RECORD EXCERPTS –

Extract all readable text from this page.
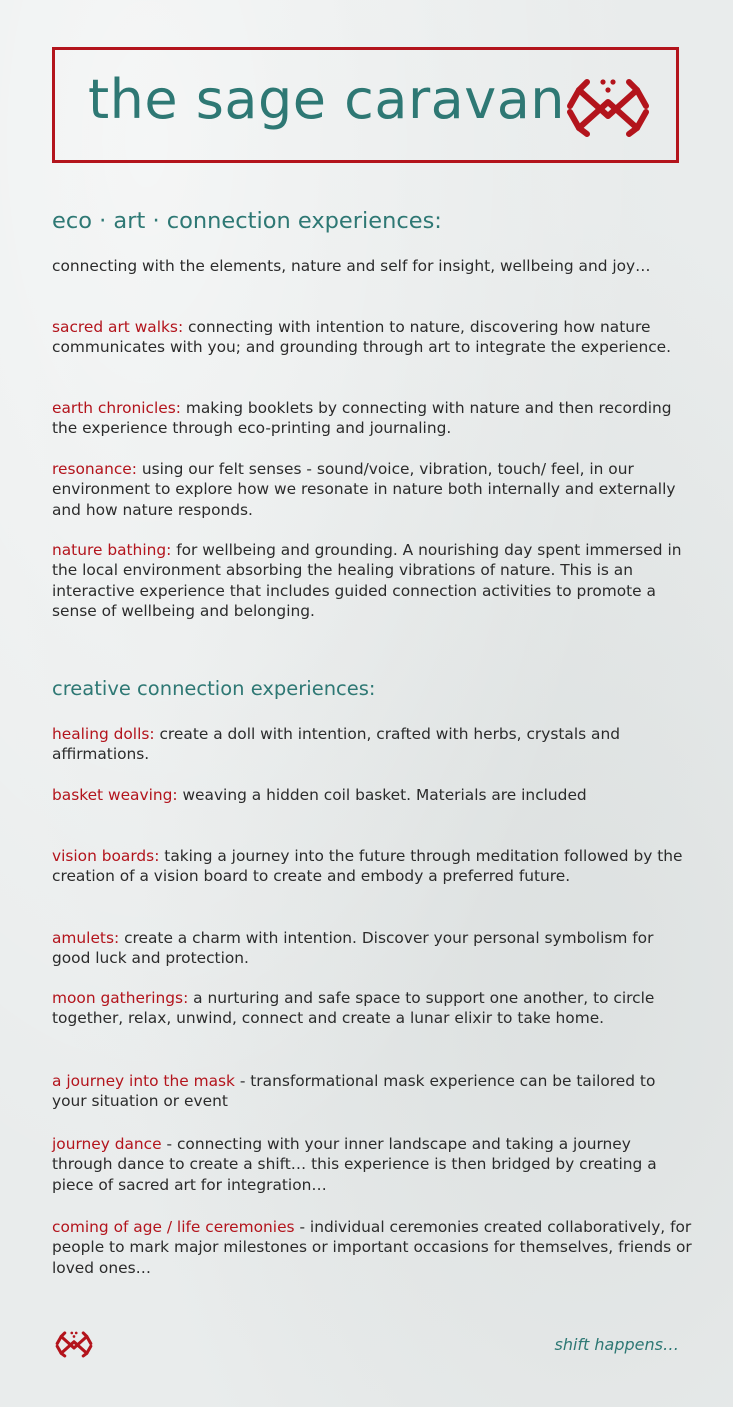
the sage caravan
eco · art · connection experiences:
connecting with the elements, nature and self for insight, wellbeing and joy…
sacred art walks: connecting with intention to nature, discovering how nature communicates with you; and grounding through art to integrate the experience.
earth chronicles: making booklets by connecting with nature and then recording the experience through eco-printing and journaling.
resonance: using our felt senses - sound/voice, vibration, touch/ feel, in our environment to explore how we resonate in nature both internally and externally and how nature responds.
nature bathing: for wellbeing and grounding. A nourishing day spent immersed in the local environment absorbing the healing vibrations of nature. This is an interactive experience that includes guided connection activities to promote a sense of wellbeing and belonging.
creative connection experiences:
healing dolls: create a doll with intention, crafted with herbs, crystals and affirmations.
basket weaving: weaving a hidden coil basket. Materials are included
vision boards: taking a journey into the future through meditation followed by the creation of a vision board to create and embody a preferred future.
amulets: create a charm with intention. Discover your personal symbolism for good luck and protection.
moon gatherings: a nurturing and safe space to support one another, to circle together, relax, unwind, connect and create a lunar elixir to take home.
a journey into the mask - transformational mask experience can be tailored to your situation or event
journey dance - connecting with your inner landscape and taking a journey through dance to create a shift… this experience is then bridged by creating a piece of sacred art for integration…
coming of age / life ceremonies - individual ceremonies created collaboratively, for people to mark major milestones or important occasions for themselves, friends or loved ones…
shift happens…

BRIEF – All of the material above is to be copied exactly, except for its images.

ANSWER TO THIS EXERCISE –
Extract all readable text from this page.
the sage caravan
eco · art · connection experiences:
connecting with the elements, nature and self for insight, wellbeing and joy…
sacred art walks: connecting with intention to nature, discovering how nature communicates with you; and grounding through art to integrate the experience.
earth chronicles: making booklets by connecting with nature and then recording the experience through eco-printing and journaling.
resonance: using our felt senses - sound/voice, vibration, touch/ feel, in our environment to explore how we resonate in nature both internally and externally and how nature responds.
nature bathing: for wellbeing and grounding. A nourishing day spent immersed in the local environment absorbing the healing vibrations of nature. This is an interactive experience that includes guided connection activities to promote a sense of wellbeing and belonging.
creative connection experiences:
healing dolls: create a doll with intention, crafted with herbs, crystals and affirmations.
basket weaving: weaving a hidden coil basket. Materials are included
vision boards: taking a journey into the future through meditation followed by the creation of a vision board to create and embody a preferred future.
amulets: create a charm with intention. Discover your personal symbolism for good luck and protection.
moon gatherings: a nurturing and safe space to support one another, to circle together, relax, unwind, connect and create a lunar elixir to take home.
a journey into the mask - transformational mask experience can be tailored to your situation or event
journey dance - connecting with your inner landscape and taking a journey through dance to create a shift… this experience is then bridged by creating a piece of sacred art for integration…
coming of age / life ceremonies - individual ceremonies created collaboratively, for people to mark major milestones or important occasions for themselves, friends or loved ones…
shift happens…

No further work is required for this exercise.